■ The records
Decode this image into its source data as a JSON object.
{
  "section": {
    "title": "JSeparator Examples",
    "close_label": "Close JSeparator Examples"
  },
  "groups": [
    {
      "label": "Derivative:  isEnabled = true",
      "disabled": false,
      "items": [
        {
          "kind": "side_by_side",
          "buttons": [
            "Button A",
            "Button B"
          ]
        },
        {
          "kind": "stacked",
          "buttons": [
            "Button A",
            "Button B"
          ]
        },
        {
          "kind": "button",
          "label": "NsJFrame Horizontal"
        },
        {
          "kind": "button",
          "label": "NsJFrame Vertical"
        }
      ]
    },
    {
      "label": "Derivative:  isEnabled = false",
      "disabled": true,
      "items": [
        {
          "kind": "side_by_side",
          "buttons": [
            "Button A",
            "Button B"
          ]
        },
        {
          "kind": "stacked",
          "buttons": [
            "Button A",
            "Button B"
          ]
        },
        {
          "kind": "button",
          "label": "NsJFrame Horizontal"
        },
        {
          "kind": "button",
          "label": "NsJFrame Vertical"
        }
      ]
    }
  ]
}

■ Problem requirements
Please set down all the data word for word.

■ Task output
Decode this image into its source data as a JSON object.
{
  "section": {
    "title": "JSeparator Examples",
    "close_label": "Close JSeparator Examples"
  },
  "groups": [
    {
      "label": "Derivative:  isEnabled = true",
      "disabled": false,
      "items": [
        {
          "kind": "side_by_side",
          "buttons": [
            "Button A",
            "Button B"
          ]
        },
        {
          "kind": "stacked",
          "buttons": [
            "Button A",
            "Button B"
          ]
        },
        {
          "kind": "button",
          "label": "NsJFrame Horizontal"
        },
        {
          "kind": "button",
          "label": "NsJFrame Vertical"
        }
      ]
    },
    {
      "label": "Derivative:  isEnabled = false",
      "disabled": true,
      "items": [
        {
          "kind": "side_by_side",
          "buttons": [
            "Button A",
            "Button B"
          ]
        },
        {
          "kind": "stacked",
          "buttons": [
            "Button A",
            "Button B"
          ]
        },
        {
          "kind": "button",
          "label": "NsJFrame Horizontal"
        },
        {
          "kind": "button",
          "label": "NsJFrame Vertical"
        }
      ]
    }
  ]
}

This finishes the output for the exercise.